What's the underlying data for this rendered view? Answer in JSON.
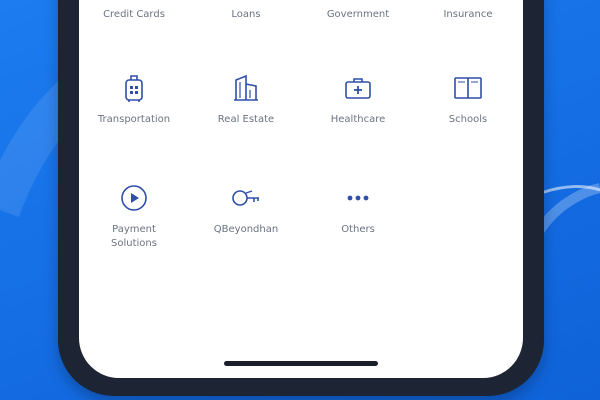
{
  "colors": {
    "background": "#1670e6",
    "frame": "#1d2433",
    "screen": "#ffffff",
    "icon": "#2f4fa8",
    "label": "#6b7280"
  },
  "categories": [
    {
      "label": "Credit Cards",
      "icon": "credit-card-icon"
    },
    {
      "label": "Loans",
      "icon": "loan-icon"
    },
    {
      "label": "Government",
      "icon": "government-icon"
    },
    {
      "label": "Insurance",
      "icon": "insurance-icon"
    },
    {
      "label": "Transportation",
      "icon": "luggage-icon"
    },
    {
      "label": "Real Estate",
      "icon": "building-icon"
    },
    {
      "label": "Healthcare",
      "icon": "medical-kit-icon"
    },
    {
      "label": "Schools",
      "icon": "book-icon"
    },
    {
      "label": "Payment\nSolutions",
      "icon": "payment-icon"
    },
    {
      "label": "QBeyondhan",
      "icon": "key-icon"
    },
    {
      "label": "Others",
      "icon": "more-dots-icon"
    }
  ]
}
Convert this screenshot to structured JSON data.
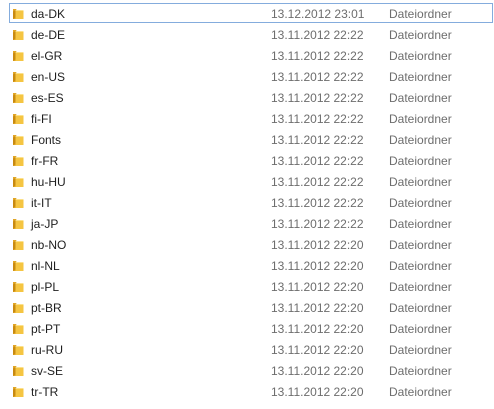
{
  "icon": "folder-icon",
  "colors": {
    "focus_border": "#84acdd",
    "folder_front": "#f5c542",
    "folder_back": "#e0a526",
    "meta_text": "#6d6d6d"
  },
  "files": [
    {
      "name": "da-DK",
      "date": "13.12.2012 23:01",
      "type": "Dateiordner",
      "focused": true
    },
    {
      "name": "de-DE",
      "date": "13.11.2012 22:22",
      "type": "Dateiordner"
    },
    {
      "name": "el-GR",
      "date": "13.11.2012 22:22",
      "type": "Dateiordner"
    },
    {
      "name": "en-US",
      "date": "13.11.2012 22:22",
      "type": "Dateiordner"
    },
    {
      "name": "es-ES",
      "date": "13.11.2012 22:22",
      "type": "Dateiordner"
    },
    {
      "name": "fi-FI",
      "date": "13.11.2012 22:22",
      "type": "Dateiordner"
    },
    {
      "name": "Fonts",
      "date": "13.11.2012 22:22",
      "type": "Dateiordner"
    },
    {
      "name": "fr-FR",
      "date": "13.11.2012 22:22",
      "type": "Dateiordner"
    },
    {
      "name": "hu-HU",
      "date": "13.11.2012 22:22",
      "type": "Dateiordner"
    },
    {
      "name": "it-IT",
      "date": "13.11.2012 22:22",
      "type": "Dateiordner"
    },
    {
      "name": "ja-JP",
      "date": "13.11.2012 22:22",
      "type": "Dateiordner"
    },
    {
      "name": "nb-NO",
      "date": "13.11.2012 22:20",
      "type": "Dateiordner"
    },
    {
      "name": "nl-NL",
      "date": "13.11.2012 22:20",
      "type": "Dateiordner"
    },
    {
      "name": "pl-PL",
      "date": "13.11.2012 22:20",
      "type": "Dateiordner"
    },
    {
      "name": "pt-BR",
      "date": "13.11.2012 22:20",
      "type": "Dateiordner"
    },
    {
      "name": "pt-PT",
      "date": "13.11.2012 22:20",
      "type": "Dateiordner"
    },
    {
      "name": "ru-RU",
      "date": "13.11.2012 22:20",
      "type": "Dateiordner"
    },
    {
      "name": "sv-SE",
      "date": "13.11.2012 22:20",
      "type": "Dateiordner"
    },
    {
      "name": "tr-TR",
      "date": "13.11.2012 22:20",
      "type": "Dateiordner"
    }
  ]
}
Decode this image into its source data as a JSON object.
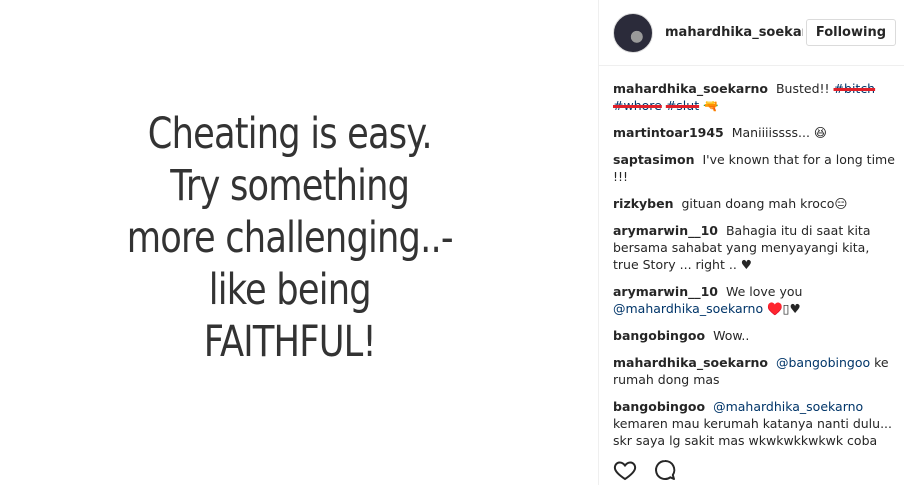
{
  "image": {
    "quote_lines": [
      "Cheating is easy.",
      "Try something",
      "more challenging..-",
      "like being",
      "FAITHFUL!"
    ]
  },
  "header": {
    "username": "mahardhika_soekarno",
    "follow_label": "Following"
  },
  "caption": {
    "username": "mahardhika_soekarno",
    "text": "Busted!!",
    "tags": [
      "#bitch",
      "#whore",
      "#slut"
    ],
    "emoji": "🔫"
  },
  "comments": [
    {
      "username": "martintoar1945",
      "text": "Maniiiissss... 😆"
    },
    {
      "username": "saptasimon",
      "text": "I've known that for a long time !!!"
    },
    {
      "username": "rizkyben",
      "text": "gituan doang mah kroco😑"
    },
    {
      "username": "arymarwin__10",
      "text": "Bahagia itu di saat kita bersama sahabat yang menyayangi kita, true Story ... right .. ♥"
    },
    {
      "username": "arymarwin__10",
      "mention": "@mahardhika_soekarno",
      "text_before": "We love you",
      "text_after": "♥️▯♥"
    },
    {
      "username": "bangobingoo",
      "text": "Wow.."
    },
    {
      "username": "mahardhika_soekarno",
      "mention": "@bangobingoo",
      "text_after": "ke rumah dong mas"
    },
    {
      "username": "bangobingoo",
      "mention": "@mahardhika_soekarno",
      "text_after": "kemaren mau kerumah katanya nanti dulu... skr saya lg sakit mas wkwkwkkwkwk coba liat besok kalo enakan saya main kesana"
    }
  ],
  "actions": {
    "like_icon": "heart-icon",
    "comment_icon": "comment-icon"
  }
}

□ □ □ □ □

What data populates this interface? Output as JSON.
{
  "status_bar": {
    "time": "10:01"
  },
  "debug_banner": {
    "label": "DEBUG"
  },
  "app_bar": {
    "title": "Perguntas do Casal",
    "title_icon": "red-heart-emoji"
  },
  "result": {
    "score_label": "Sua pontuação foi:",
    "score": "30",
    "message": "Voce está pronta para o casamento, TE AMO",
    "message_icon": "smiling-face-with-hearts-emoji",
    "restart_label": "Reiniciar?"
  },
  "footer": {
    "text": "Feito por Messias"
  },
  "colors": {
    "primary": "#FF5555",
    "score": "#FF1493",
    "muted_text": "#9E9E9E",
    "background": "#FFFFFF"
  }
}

□ □ □ □ □

Task to complete: Only the number is wanted: how many lines of the material contain the word "true"?

Answer in full: 2